* **ENTRIES**:
— BEGIN —
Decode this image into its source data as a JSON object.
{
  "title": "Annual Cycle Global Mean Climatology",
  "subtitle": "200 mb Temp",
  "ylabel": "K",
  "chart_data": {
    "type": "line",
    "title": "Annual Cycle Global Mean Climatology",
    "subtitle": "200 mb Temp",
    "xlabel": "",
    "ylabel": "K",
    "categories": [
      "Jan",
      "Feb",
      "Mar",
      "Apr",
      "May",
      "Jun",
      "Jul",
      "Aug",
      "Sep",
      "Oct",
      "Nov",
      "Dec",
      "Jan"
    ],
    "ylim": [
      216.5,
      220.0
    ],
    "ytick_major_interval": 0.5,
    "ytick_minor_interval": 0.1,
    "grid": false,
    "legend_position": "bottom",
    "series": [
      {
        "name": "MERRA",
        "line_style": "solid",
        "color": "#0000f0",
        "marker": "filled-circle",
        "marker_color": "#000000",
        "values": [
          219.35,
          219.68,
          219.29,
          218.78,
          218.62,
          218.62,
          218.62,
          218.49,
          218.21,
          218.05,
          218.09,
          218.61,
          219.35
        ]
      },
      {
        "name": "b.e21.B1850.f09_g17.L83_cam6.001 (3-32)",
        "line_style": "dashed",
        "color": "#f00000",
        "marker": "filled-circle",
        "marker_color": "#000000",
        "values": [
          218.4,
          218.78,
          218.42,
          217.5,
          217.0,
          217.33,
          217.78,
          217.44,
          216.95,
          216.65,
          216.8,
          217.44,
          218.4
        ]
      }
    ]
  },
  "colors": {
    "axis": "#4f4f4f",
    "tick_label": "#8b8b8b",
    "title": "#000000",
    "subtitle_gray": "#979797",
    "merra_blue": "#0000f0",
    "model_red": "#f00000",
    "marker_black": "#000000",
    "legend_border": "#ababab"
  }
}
— END —
* **EXERCISE**:
Make an exact copy of every line in the data.

* **FINISHED EXERCISE**:
Decode this image into its source data as a JSON object.
{
  "title": "Annual Cycle Global Mean Climatology",
  "subtitle": "200 mb Temp",
  "ylabel": "K",
  "chart_data": {
    "type": "line",
    "title": "Annual Cycle Global Mean Climatology",
    "subtitle": "200 mb Temp",
    "xlabel": "",
    "ylabel": "K",
    "categories": [
      "Jan",
      "Feb",
      "Mar",
      "Apr",
      "May",
      "Jun",
      "Jul",
      "Aug",
      "Sep",
      "Oct",
      "Nov",
      "Dec",
      "Jan"
    ],
    "ylim": [
      216.5,
      220.0
    ],
    "ytick_major_interval": 0.5,
    "ytick_minor_interval": 0.1,
    "grid": false,
    "legend_position": "bottom",
    "series": [
      {
        "name": "MERRA",
        "line_style": "solid",
        "color": "#0000f0",
        "marker": "filled-circle",
        "marker_color": "#000000",
        "values": [
          219.35,
          219.68,
          219.29,
          218.78,
          218.62,
          218.62,
          218.62,
          218.49,
          218.21,
          218.05,
          218.09,
          218.61,
          219.35
        ]
      },
      {
        "name": "b.e21.B1850.f09_g17.L83_cam6.001 (3-32)",
        "line_style": "dashed",
        "color": "#f00000",
        "marker": "filled-circle",
        "marker_color": "#000000",
        "values": [
          218.4,
          218.78,
          218.42,
          217.5,
          217.0,
          217.33,
          217.78,
          217.44,
          216.95,
          216.65,
          216.8,
          217.44,
          218.4
        ]
      }
    ]
  },
  "colors": {
    "axis": "#4f4f4f",
    "tick_label": "#8b8b8b",
    "title": "#000000",
    "subtitle_gray": "#979797",
    "merra_blue": "#0000f0",
    "model_red": "#f00000",
    "marker_black": "#000000",
    "legend_border": "#ababab"
  }
}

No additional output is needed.